--- Start of Data provided ---

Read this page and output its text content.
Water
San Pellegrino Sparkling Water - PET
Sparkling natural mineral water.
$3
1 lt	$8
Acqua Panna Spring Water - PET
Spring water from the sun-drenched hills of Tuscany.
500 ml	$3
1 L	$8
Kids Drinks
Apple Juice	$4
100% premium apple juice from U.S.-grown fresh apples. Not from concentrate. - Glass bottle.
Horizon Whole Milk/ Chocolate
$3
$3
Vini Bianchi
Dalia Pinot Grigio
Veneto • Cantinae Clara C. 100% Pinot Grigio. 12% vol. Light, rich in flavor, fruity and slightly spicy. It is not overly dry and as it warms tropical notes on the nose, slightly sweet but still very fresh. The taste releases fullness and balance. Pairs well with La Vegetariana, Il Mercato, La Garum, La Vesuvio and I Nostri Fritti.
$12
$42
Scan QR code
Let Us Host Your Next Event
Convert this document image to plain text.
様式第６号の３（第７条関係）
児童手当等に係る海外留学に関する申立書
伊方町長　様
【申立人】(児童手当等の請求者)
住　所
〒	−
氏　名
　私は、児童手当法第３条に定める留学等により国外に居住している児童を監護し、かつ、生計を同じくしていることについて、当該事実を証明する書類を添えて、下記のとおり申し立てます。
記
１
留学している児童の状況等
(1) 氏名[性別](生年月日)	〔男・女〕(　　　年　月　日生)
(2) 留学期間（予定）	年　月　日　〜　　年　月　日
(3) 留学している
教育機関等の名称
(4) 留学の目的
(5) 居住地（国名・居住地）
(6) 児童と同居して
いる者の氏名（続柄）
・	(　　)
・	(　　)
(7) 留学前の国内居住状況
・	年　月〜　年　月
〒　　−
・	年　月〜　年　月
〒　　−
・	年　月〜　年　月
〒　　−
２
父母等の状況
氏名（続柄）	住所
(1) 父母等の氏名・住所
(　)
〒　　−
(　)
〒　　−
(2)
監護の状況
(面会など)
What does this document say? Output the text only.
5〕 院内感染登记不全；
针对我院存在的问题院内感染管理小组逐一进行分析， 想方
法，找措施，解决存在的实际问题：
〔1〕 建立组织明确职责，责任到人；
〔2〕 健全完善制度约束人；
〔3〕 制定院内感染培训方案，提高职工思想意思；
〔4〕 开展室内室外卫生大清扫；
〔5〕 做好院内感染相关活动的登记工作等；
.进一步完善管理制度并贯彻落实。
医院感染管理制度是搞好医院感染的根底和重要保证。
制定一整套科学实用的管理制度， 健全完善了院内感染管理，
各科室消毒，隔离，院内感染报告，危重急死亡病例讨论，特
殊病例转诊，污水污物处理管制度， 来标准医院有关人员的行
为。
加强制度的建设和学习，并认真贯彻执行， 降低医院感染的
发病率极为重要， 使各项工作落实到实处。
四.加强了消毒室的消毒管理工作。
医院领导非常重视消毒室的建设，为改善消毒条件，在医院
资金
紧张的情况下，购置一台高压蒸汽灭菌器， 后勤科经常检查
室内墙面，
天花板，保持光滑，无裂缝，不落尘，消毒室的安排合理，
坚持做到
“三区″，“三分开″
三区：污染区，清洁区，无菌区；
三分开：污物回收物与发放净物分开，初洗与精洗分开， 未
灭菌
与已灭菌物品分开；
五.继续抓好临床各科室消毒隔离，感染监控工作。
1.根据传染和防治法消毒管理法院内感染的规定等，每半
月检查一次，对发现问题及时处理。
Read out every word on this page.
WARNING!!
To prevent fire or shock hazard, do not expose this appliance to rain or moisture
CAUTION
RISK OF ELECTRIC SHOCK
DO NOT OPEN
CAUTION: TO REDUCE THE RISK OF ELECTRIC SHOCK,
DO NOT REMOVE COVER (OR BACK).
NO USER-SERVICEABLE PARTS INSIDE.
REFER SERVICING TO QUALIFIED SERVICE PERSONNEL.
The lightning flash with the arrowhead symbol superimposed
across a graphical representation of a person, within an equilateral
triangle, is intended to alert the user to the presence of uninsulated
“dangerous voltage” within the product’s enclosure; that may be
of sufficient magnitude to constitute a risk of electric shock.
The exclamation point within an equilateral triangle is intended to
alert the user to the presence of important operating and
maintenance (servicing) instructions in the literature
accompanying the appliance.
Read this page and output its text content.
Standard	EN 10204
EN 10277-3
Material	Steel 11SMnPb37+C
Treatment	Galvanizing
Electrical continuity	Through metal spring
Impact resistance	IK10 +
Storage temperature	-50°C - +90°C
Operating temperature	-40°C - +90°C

--- End of Data provided ---

Exercise details: From the listing above, extract all records word for word.

Expected answer:
Read this page and output its text content.
Water
San Pellegrino Sparkling Water - PET
Sparkling natural mineral water.
$3
1 lt	$8
Acqua Panna Spring Water - PET
Spring water from the sun-drenched hills of Tuscany.
500 ml	$3
1 L	$8
Kids Drinks
Apple Juice	$4
100% premium apple juice from U.S.-grown fresh apples. Not from concentrate. - Glass bottle.
Horizon Whole Milk/ Chocolate
$3
$3
Vini Bianchi
Dalia Pinot Grigio
Veneto • Cantinae Clara C. 100% Pinot Grigio. 12% vol. Light, rich in flavor, fruity and slightly spicy. It is not overly dry and as it warms tropical notes on the nose, slightly sweet but still very fresh. The taste releases fullness and balance. Pairs well with La Vegetariana, Il Mercato, La Garum, La Vesuvio and I Nostri Fritti.
$12
$42
Scan QR code
Let Us Host Your Next Event
Convert this document image to plain text.
様式第６号の３（第７条関係）
児童手当等に係る海外留学に関する申立書
伊方町長　様
【申立人】(児童手当等の請求者)
住　所
〒	−
氏　名
　私は、児童手当法第３条に定める留学等により国外に居住している児童を監護し、かつ、生計を同じくしていることについて、当該事実を証明する書類を添えて、下記のとおり申し立てます。
記
１
留学している児童の状況等
(1) 氏名[性別](生年月日)	〔男・女〕(　　　年　月　日生)
(2) 留学期間（予定）	年　月　日　〜　　年　月　日
(3) 留学している
教育機関等の名称
(4) 留学の目的
(5) 居住地（国名・居住地）
(6) 児童と同居して
いる者の氏名（続柄）
・	(　　)
・	(　　)
(7) 留学前の国内居住状況
・	年　月〜　年　月
〒　　−
・	年　月〜　年　月
〒　　−
・	年　月〜　年　月
〒　　−
２
父母等の状況
氏名（続柄）	住所
(1) 父母等の氏名・住所
(　)
〒　　−
(　)
〒　　−
(2)
監護の状況
(面会など)
What does this document say? Output the text only.
5〕 院内感染登记不全；
针对我院存在的问题院内感染管理小组逐一进行分析， 想方
法，找措施，解决存在的实际问题：
〔1〕 建立组织明确职责，责任到人；
〔2〕 健全完善制度约束人；
〔3〕 制定院内感染培训方案，提高职工思想意思；
〔4〕 开展室内室外卫生大清扫；
〔5〕 做好院内感染相关活动的登记工作等；
.进一步完善管理制度并贯彻落实。
医院感染管理制度是搞好医院感染的根底和重要保证。
制定一整套科学实用的管理制度， 健全完善了院内感染管理，
各科室消毒，隔离，院内感染报告，危重急死亡病例讨论，特
殊病例转诊，污水污物处理管制度， 来标准医院有关人员的行
为。
加强制度的建设和学习，并认真贯彻执行， 降低医院感染的
发病率极为重要， 使各项工作落实到实处。
四.加强了消毒室的消毒管理工作。
医院领导非常重视消毒室的建设，为改善消毒条件，在医院
资金
紧张的情况下，购置一台高压蒸汽灭菌器， 后勤科经常检查
室内墙面，
天花板，保持光滑，无裂缝，不落尘，消毒室的安排合理，
坚持做到
“三区″，“三分开″
三区：污染区，清洁区，无菌区；
三分开：污物回收物与发放净物分开，初洗与精洗分开， 未
灭菌
与已灭菌物品分开；
五.继续抓好临床各科室消毒隔离，感染监控工作。
1.根据传染和防治法消毒管理法院内感染的规定等，每半
月检查一次，对发现问题及时处理。
Read out every word on this page.
WARNING!!
To prevent fire or shock hazard, do not expose this appliance to rain or moisture
CAUTION
RISK OF ELECTRIC SHOCK
DO NOT OPEN
CAUTION: TO REDUCE THE RISK OF ELECTRIC SHOCK,
DO NOT REMOVE COVER (OR BACK).
NO USER-SERVICEABLE PARTS INSIDE.
REFER SERVICING TO QUALIFIED SERVICE PERSONNEL.
The lightning flash with the arrowhead symbol superimposed
across a graphical representation of a person, within an equilateral
triangle, is intended to alert the user to the presence of uninsulated
“dangerous voltage” within the product’s enclosure; that may be
of sufficient magnitude to constitute a risk of electric shock.
The exclamation point within an equilateral triangle is intended to
alert the user to the presence of important operating and
maintenance (servicing) instructions in the literature
accompanying the appliance.
Read this page and output its text content.
Standard	EN 10204
EN 10277-3
Material	Steel 11SMnPb37+C
Treatment	Galvanizing
Electrical continuity	Through metal spring
Impact resistance	IK10 +
Storage temperature	-50°C - +90°C
Operating temperature	-40°C - +90°C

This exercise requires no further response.